GOAL => Set down the data below without change, skipping the pictures it holds.

RECORDS TO USE =>
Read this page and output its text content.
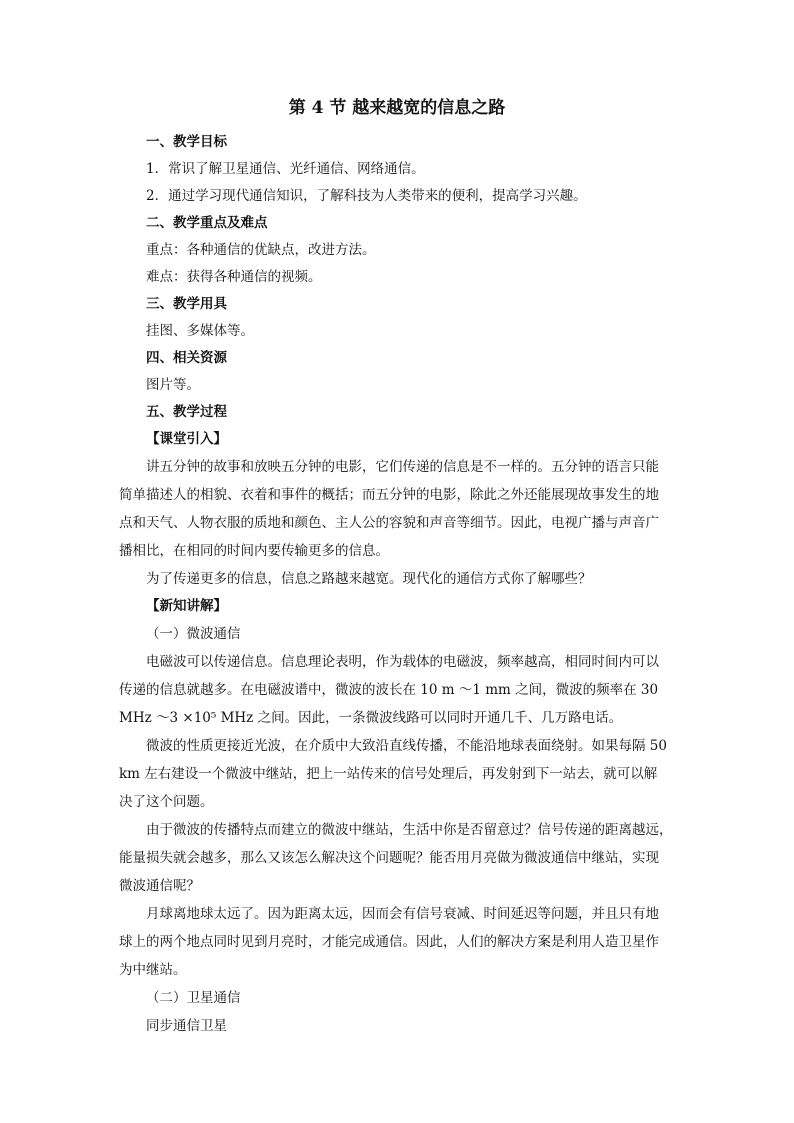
第 4 节 越来越宽的信息之路
一、教学目标
1．常识了解卫星通信、光纤通信、网络通信。
2．通过学习现代通信知识，了解科技为人类带来的便利，提高学习兴趣。
二、教学重点及难点
重点：各种通信的优缺点，改进方法。
难点：获得各种通信的视频。
三、教学用具
挂图、多媒体等。
四、相关资源
图片等。
五、教学过程
【课堂引入】
讲五分钟的故事和放映五分钟的电影，它们传递的信息是不一样的。五分钟的语言只能
简单描述人的相貌、衣着和事件的概括；而五分钟的电影，除此之外还能展现故事发生的地
点和天气、人物衣服的质地和颜色、主人公的容貌和声音等细节。因此，电视广播与声音广
播相比，在相同的时间内要传输更多的信息。
为了传递更多的信息，信息之路越来越宽。现代化的通信方式你了解哪些？
【新知讲解】
（一）微波通信
电磁波可以传递信息。信息理论表明，作为载体的电磁波，频率越高，相同时间内可以
传递的信息就越多。在电磁波谱中，微波的波长在 10 m ～1 mm 之间，微波的频率在 30
MHz ～3 ×10⁵ MHz 之间。因此，一条微波线路可以同时开通几千、几万路电话。
微波的性质更接近光波，在介质中大致沿直线传播，不能沿地球表面绕射。如果每隔 50
km 左右建设一个微波中继站，把上一站传来的信号处理后，再发射到下一站去，就可以解
决了这个问题。
由于微波的传播特点而建立的微波中继站，生活中你是否留意过？信号传递的距离越远，
能量损失就会越多，那么又该怎么解决这个问题呢？能否用月亮做为微波通信中继站，实现
微波通信呢？
月球离地球太远了。因为距离太远，因而会有信号衰减、时间延迟等问题，并且只有地
球上的两个地点同时见到月亮时，才能完成通信。因此，人们的解决方案是利用人造卫星作
为中继站。
（二）卫星通信
同步通信卫星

EXERCISE RESPONSE =>
Read this page and output its text content.
第 4 节 越来越宽的信息之路
一、教学目标
1．常识了解卫星通信、光纤通信、网络通信。
2．通过学习现代通信知识，了解科技为人类带来的便利，提高学习兴趣。
二、教学重点及难点
重点：各种通信的优缺点，改进方法。
难点：获得各种通信的视频。
三、教学用具
挂图、多媒体等。
四、相关资源
图片等。
五、教学过程
【课堂引入】
讲五分钟的故事和放映五分钟的电影，它们传递的信息是不一样的。五分钟的语言只能
简单描述人的相貌、衣着和事件的概括；而五分钟的电影，除此之外还能展现故事发生的地
点和天气、人物衣服的质地和颜色、主人公的容貌和声音等细节。因此，电视广播与声音广
播相比，在相同的时间内要传输更多的信息。
为了传递更多的信息，信息之路越来越宽。现代化的通信方式你了解哪些？
【新知讲解】
（一）微波通信
电磁波可以传递信息。信息理论表明，作为载体的电磁波，频率越高，相同时间内可以
传递的信息就越多。在电磁波谱中，微波的波长在 10 m ～1 mm 之间，微波的频率在 30
MHz ～3 ×10⁵ MHz 之间。因此，一条微波线路可以同时开通几千、几万路电话。
微波的性质更接近光波，在介质中大致沿直线传播，不能沿地球表面绕射。如果每隔 50
km 左右建设一个微波中继站，把上一站传来的信号处理后，再发射到下一站去，就可以解
决了这个问题。
由于微波的传播特点而建立的微波中继站，生活中你是否留意过？信号传递的距离越远，
能量损失就会越多，那么又该怎么解决这个问题呢？能否用月亮做为微波通信中继站，实现
微波通信呢？
月球离地球太远了。因为距离太远，因而会有信号衰减、时间延迟等问题，并且只有地
球上的两个地点同时见到月亮时，才能完成通信。因此，人们的解决方案是利用人造卫星作
为中继站。
（二）卫星通信
同步通信卫星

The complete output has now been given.